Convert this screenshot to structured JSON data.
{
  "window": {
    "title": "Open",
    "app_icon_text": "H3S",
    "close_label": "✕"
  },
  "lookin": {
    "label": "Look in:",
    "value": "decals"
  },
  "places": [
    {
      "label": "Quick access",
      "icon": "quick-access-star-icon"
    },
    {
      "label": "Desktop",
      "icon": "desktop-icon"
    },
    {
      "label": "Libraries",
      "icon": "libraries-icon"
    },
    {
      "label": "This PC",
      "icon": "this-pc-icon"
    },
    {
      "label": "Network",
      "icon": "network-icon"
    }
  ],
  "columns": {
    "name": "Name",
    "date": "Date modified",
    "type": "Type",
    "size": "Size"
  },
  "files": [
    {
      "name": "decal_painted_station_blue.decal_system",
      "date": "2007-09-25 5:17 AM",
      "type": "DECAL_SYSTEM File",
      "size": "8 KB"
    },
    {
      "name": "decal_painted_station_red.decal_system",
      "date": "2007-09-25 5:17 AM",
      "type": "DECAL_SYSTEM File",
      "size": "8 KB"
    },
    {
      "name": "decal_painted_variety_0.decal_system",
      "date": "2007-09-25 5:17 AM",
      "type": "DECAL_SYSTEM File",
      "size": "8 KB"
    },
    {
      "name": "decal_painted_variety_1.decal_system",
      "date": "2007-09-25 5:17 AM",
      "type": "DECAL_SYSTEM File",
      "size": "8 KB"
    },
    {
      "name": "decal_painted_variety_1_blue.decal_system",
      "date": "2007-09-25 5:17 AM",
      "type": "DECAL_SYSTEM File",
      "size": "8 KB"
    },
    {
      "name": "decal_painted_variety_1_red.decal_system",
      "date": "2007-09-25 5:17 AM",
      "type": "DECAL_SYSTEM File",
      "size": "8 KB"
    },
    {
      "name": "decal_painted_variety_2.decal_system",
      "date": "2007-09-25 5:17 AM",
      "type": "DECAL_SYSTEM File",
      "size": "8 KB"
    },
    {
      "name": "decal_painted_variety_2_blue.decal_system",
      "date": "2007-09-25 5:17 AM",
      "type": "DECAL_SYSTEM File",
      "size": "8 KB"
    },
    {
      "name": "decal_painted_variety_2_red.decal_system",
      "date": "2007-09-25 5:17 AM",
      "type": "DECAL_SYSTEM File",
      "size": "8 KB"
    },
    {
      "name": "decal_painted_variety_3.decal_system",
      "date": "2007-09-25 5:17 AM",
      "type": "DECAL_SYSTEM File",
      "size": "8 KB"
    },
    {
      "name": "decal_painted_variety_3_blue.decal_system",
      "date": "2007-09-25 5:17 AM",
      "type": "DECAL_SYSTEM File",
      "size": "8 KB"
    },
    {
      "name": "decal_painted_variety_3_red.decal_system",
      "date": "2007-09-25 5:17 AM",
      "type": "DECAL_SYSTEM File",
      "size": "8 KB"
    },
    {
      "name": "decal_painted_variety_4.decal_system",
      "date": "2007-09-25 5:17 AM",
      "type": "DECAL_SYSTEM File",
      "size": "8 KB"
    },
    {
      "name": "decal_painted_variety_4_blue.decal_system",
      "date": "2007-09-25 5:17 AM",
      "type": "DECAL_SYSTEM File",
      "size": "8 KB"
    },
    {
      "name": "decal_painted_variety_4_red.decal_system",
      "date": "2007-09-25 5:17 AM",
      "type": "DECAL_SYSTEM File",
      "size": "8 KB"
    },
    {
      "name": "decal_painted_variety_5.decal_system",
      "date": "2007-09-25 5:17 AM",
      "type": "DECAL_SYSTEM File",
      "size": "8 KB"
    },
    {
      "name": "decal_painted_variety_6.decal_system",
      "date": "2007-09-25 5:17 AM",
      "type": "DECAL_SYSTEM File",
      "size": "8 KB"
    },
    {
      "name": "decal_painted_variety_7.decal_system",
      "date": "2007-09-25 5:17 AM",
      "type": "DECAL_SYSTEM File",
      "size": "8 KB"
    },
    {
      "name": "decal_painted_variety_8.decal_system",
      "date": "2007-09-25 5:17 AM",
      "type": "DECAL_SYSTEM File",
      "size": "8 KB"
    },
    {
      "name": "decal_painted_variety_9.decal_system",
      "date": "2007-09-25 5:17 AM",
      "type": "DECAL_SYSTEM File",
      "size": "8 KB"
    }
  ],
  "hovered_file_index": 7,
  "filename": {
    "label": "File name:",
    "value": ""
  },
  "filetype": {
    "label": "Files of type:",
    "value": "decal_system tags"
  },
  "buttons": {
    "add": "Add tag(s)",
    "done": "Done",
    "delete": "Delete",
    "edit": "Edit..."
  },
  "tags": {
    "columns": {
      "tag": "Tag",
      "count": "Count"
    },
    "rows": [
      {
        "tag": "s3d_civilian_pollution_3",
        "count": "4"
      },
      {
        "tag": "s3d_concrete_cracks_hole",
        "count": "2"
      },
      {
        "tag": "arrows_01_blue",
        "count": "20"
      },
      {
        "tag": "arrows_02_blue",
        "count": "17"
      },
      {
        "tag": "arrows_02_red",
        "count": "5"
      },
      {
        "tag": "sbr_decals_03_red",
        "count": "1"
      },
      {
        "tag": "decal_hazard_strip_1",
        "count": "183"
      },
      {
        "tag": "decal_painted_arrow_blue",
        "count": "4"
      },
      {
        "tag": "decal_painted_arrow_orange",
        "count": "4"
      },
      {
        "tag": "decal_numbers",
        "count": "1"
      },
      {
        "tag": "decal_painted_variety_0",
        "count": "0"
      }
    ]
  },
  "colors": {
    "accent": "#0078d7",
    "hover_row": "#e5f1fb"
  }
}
■ ■ ■ ■ ■ ■ ■
What you have to do
Retype the whole listing above exactly.

Response
Convert this screenshot to structured JSON data.
{
  "window": {
    "title": "Open",
    "app_icon_text": "H3S",
    "close_label": "✕"
  },
  "lookin": {
    "label": "Look in:",
    "value": "decals"
  },
  "places": [
    {
      "label": "Quick access",
      "icon": "quick-access-star-icon"
    },
    {
      "label": "Desktop",
      "icon": "desktop-icon"
    },
    {
      "label": "Libraries",
      "icon": "libraries-icon"
    },
    {
      "label": "This PC",
      "icon": "this-pc-icon"
    },
    {
      "label": "Network",
      "icon": "network-icon"
    }
  ],
  "columns": {
    "name": "Name",
    "date": "Date modified",
    "type": "Type",
    "size": "Size"
  },
  "files": [
    {
      "name": "decal_painted_station_blue.decal_system",
      "date": "2007-09-25 5:17 AM",
      "type": "DECAL_SYSTEM File",
      "size": "8 KB"
    },
    {
      "name": "decal_painted_station_red.decal_system",
      "date": "2007-09-25 5:17 AM",
      "type": "DECAL_SYSTEM File",
      "size": "8 KB"
    },
    {
      "name": "decal_painted_variety_0.decal_system",
      "date": "2007-09-25 5:17 AM",
      "type": "DECAL_SYSTEM File",
      "size": "8 KB"
    },
    {
      "name": "decal_painted_variety_1.decal_system",
      "date": "2007-09-25 5:17 AM",
      "type": "DECAL_SYSTEM File",
      "size": "8 KB"
    },
    {
      "name": "decal_painted_variety_1_blue.decal_system",
      "date": "2007-09-25 5:17 AM",
      "type": "DECAL_SYSTEM File",
      "size": "8 KB"
    },
    {
      "name": "decal_painted_variety_1_red.decal_system",
      "date": "2007-09-25 5:17 AM",
      "type": "DECAL_SYSTEM File",
      "size": "8 KB"
    },
    {
      "name": "decal_painted_variety_2.decal_system",
      "date": "2007-09-25 5:17 AM",
      "type": "DECAL_SYSTEM File",
      "size": "8 KB"
    },
    {
      "name": "decal_painted_variety_2_blue.decal_system",
      "date": "2007-09-25 5:17 AM",
      "type": "DECAL_SYSTEM File",
      "size": "8 KB"
    },
    {
      "name": "decal_painted_variety_2_red.decal_system",
      "date": "2007-09-25 5:17 AM",
      "type": "DECAL_SYSTEM File",
      "size": "8 KB"
    },
    {
      "name": "decal_painted_variety_3.decal_system",
      "date": "2007-09-25 5:17 AM",
      "type": "DECAL_SYSTEM File",
      "size": "8 KB"
    },
    {
      "name": "decal_painted_variety_3_blue.decal_system",
      "date": "2007-09-25 5:17 AM",
      "type": "DECAL_SYSTEM File",
      "size": "8 KB"
    },
    {
      "name": "decal_painted_variety_3_red.decal_system",
      "date": "2007-09-25 5:17 AM",
      "type": "DECAL_SYSTEM File",
      "size": "8 KB"
    },
    {
      "name": "decal_painted_variety_4.decal_system",
      "date": "2007-09-25 5:17 AM",
      "type": "DECAL_SYSTEM File",
      "size": "8 KB"
    },
    {
      "name": "decal_painted_variety_4_blue.decal_system",
      "date": "2007-09-25 5:17 AM",
      "type": "DECAL_SYSTEM File",
      "size": "8 KB"
    },
    {
      "name": "decal_painted_variety_4_red.decal_system",
      "date": "2007-09-25 5:17 AM",
      "type": "DECAL_SYSTEM File",
      "size": "8 KB"
    },
    {
      "name": "decal_painted_variety_5.decal_system",
      "date": "2007-09-25 5:17 AM",
      "type": "DECAL_SYSTEM File",
      "size": "8 KB"
    },
    {
      "name": "decal_painted_variety_6.decal_system",
      "date": "2007-09-25 5:17 AM",
      "type": "DECAL_SYSTEM File",
      "size": "8 KB"
    },
    {
      "name": "decal_painted_variety_7.decal_system",
      "date": "2007-09-25 5:17 AM",
      "type": "DECAL_SYSTEM File",
      "size": "8 KB"
    },
    {
      "name": "decal_painted_variety_8.decal_system",
      "date": "2007-09-25 5:17 AM",
      "type": "DECAL_SYSTEM File",
      "size": "8 KB"
    },
    {
      "name": "decal_painted_variety_9.decal_system",
      "date": "2007-09-25 5:17 AM",
      "type": "DECAL_SYSTEM File",
      "size": "8 KB"
    }
  ],
  "hovered_file_index": 7,
  "filename": {
    "label": "File name:",
    "value": ""
  },
  "filetype": {
    "label": "Files of type:",
    "value": "decal_system tags"
  },
  "buttons": {
    "add": "Add tag(s)",
    "done": "Done",
    "delete": "Delete",
    "edit": "Edit..."
  },
  "tags": {
    "columns": {
      "tag": "Tag",
      "count": "Count"
    },
    "rows": [
      {
        "tag": "s3d_civilian_pollution_3",
        "count": "4"
      },
      {
        "tag": "s3d_concrete_cracks_hole",
        "count": "2"
      },
      {
        "tag": "arrows_01_blue",
        "count": "20"
      },
      {
        "tag": "arrows_02_blue",
        "count": "17"
      },
      {
        "tag": "arrows_02_red",
        "count": "5"
      },
      {
        "tag": "sbr_decals_03_red",
        "count": "1"
      },
      {
        "tag": "decal_hazard_strip_1",
        "count": "183"
      },
      {
        "tag": "decal_painted_arrow_blue",
        "count": "4"
      },
      {
        "tag": "decal_painted_arrow_orange",
        "count": "4"
      },
      {
        "tag": "decal_numbers",
        "count": "1"
      },
      {
        "tag": "decal_painted_variety_0",
        "count": "0"
      }
    ]
  },
  "colors": {
    "accent": "#0078d7",
    "hover_row": "#e5f1fb"
  }
}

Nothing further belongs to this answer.